Rows from a layout dataset:
+++

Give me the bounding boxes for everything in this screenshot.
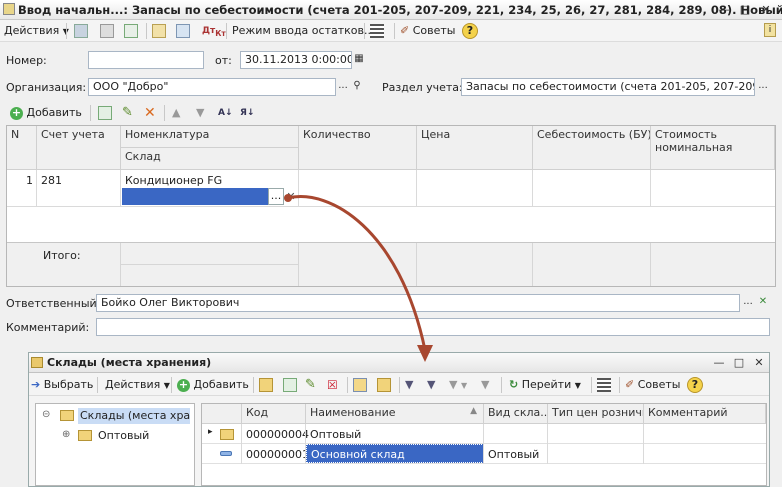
annotation-arrow [284,194,433,362]
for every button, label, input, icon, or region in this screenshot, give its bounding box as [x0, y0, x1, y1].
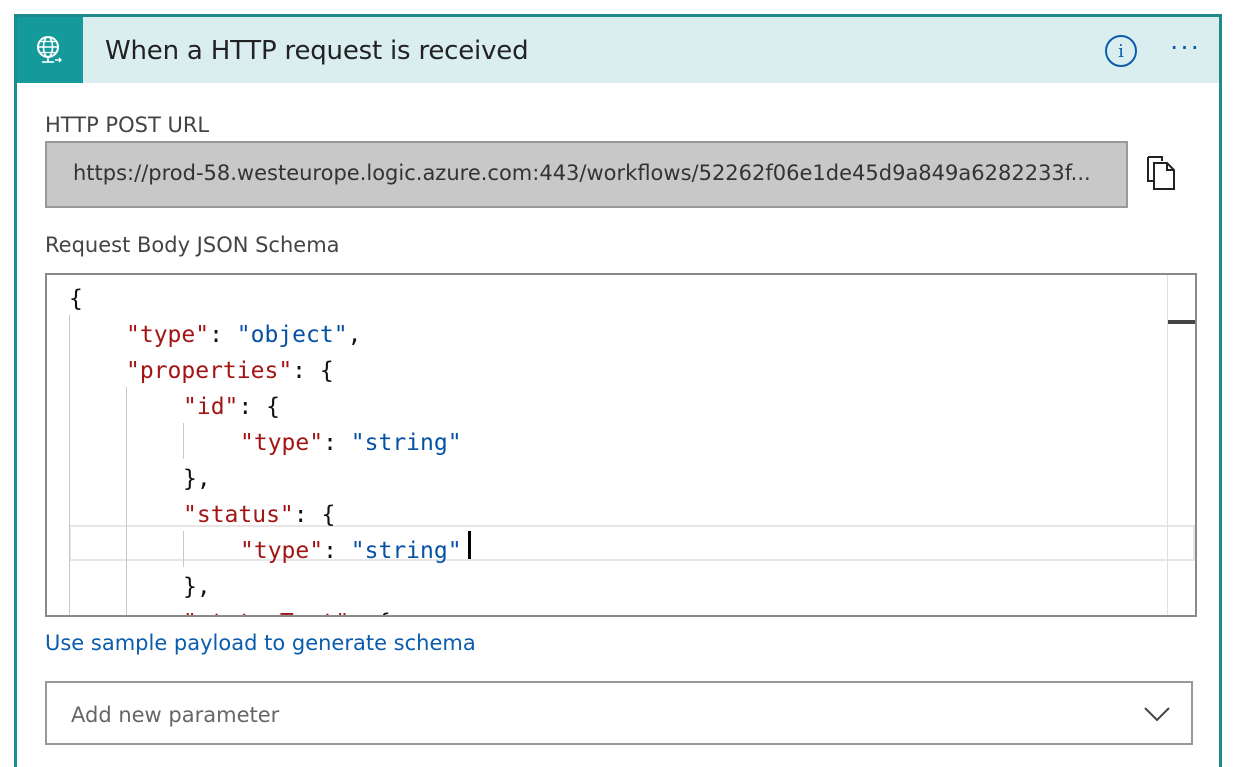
json-punctuation: }, — [183, 574, 211, 600]
card-header[interactable]: When a HTTP request is received i ··· — [17, 17, 1219, 83]
json-punctuation: : — [323, 430, 351, 456]
url-label: HTTP POST URL — [45, 113, 210, 137]
chevron-down-icon — [1144, 707, 1170, 722]
code-line: "statusText": { — [47, 605, 1167, 615]
code-line: "id": { — [47, 389, 1167, 425]
more-options-icon[interactable]: ··· — [1167, 32, 1203, 67]
code-content: {"type": "object", "properties": {"id": {… — [47, 281, 1167, 615]
json-punctuation: : { — [292, 358, 334, 384]
schema-label: Request Body JSON Schema — [45, 233, 340, 257]
card-title: When a HTTP request is received — [105, 36, 529, 66]
json-key: "type" — [126, 322, 210, 348]
json-punctuation: , — [347, 322, 362, 348]
info-icon[interactable]: i — [1105, 35, 1137, 67]
sample-payload-link[interactable]: Use sample payload to generate schema — [45, 631, 476, 655]
trigger-card: When a HTTP request is received i ··· HT… — [14, 14, 1222, 767]
globe-request-icon — [17, 17, 83, 83]
code-line: "type": "string" — [47, 533, 1167, 569]
json-punctuation: : — [209, 322, 237, 348]
json-punctuation: { — [69, 286, 83, 312]
json-key: "id" — [183, 394, 239, 420]
add-parameter-dropdown[interactable]: Add new parameter — [45, 681, 1193, 745]
json-key: "type" — [240, 430, 324, 456]
json-string: "object" — [236, 322, 348, 348]
json-punctuation: : { — [238, 394, 280, 420]
code-line: }, — [47, 461, 1167, 497]
scrollbar-thumb[interactable] — [1168, 320, 1195, 324]
add-parameter-placeholder: Add new parameter — [71, 703, 280, 727]
editor-scrollbar[interactable] — [1167, 275, 1168, 615]
json-string: "string" — [350, 538, 462, 564]
json-key: "status" — [183, 502, 294, 528]
code-line: "status": { — [47, 497, 1167, 533]
text-caret — [468, 531, 471, 559]
code-line: "properties": { — [47, 353, 1167, 389]
json-punctuation: : { — [349, 610, 391, 615]
json-key: "properties" — [126, 358, 293, 384]
code-line: }, — [47, 569, 1167, 605]
json-punctuation: : { — [293, 502, 336, 528]
code-line: { — [47, 281, 1167, 317]
json-schema-editor[interactable]: {"type": "object", "properties": {"id": {… — [45, 273, 1197, 617]
json-punctuation: : — [323, 538, 351, 564]
code-line: "type": "string" — [47, 425, 1167, 461]
json-string: "string" — [350, 430, 462, 456]
code-line: "type": "object", — [47, 317, 1167, 353]
http-post-url-field[interactable]: https://prod-58.westeurope.logic.azure.c… — [45, 141, 1128, 208]
copy-icon[interactable] — [1143, 153, 1179, 193]
json-punctuation: }, — [183, 466, 211, 492]
json-key: "statusText" — [183, 610, 349, 615]
json-key: "type" — [240, 538, 324, 564]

+++

● **Task details**
Could you render every line of the items above as a Markdown table with the columns "Row" and "Line", skipping blank lines and leaving out the pictures?

● **Exercise answer**
| Row | Line |
|---|---|
| 1 | Give me the bounding boxes for everything in this screenshot. |
| 2 | annotation-arrow [284,194,433,362] |
| 3 | for every button, label, input, icon, or region in this screenshot, give its bounding box as [x0, y0, x1, y1]. |
| 4 | json-punctuation: }, — [183, 574, 211, 600] |
| 5 | card-header[interactable]: When a HTTP request is received i ··· — [17, 17, 1219, 83] |
| 6 | json-punctuation: : — [323, 430, 351, 456] |
| 7 | url-label: HTTP POST URL — [45, 113, 210, 137] |
| 8 | chevron-down-icon — [1144, 707, 1170, 722] |
| 9 | code-line: "statusText": { — [47, 605, 1167, 615] |
| 10 | code-line: "id": { — [47, 389, 1167, 425] |
| 11 | more-options-icon[interactable]: ··· — [1167, 32, 1203, 67] |
| 12 | code-content: {"type": "object", "properties": {"id": {… — [47, 281, 1167, 615] |
| 13 | json-punctuation: : { — [292, 358, 334, 384] |
| 14 | schema-label: Request Body JSON Schema — [45, 233, 340, 257] |
| 15 | card-title: When a HTTP request is received — [105, 36, 529, 66] |
| 16 | json-key: "type" — [126, 322, 210, 348] |
| 17 | json-punctuation: , — [347, 322, 362, 348] |
| 18 | info-icon[interactable]: i — [1105, 35, 1137, 67] |
| 19 | sample-payload-link[interactable]: Use sample payload to generate schema — [45, 631, 476, 655] |
| 20 | trigger-card: When a HTTP request is received i ··· HT… — [14, 14, 1222, 767] |
| 21 | globe-request-icon — [17, 17, 83, 83] |
| 22 | code-line: "type": "string" — [47, 533, 1167, 569] |
| 23 | json-punctuation: : — [209, 322, 237, 348] |
| 24 | json-punctuation: { — [69, 286, 83, 312] |
| 25 | json-key: "id" — [183, 394, 239, 420] |
| 26 | add-parameter-dropdown[interactable]: Add new parameter — [45, 681, 1193, 745] |
| 27 | json-key: "type" — [240, 430, 324, 456] |
| 28 | json-string: "object" — [236, 322, 348, 348] |
| 29 | json-punctuation: : { — [238, 394, 280, 420] |
| 30 | code-line: }, — [47, 461, 1167, 497] |
| 31 | scrollbar-thumb[interactable] — [1168, 320, 1195, 324] |
| 32 | add-parameter-placeholder: Add new parameter — [71, 703, 280, 727] |
| 33 | editor-scrollbar[interactable] — [1167, 275, 1168, 615] |
| 34 | json-string: "string" — [350, 538, 462, 564] |
| 35 | json-key: "status" — [183, 502, 294, 528] |
| 36 | code-line: "status": { — [47, 497, 1167, 533] |
| 37 | text-caret — [468, 531, 471, 559] |
| 38 | code-line: "properties": { — [47, 353, 1167, 389] |
| 39 | json-punctuation: : { — [349, 610, 391, 615] |
| 40 | json-key: "properties" — [126, 358, 293, 384] |
| 41 | code-line: }, — [47, 569, 1167, 605] |
| 42 | json-punctuation: : { — [293, 502, 336, 528] |
| 43 | code-line: { — [47, 281, 1167, 317] |
| 44 | json-schema-editor[interactable]: {"type": "object", "properties": {"id": {… — [45, 273, 1197, 617] |
| 45 | json-punctuation: : — [323, 538, 351, 564] |
| 46 | code-line: "type": "string" — [47, 425, 1167, 461] |
| 47 | json-string: "string" — [350, 430, 462, 456] |
| 48 | code-line: "type": "object", — [47, 317, 1167, 353] |
| 49 | http-post-url-field[interactable]: https://prod-58.westeurope.logic.azure.c… — [45, 141, 1128, 208] |
| 50 | copy-icon[interactable] — [1143, 153, 1179, 193] |
| 51 | json-punctuation: }, — [183, 466, 211, 492] |
| 52 | json-key: "statusText" — [183, 610, 349, 615] |
| 53 | json-key: "type" — [240, 538, 324, 564] |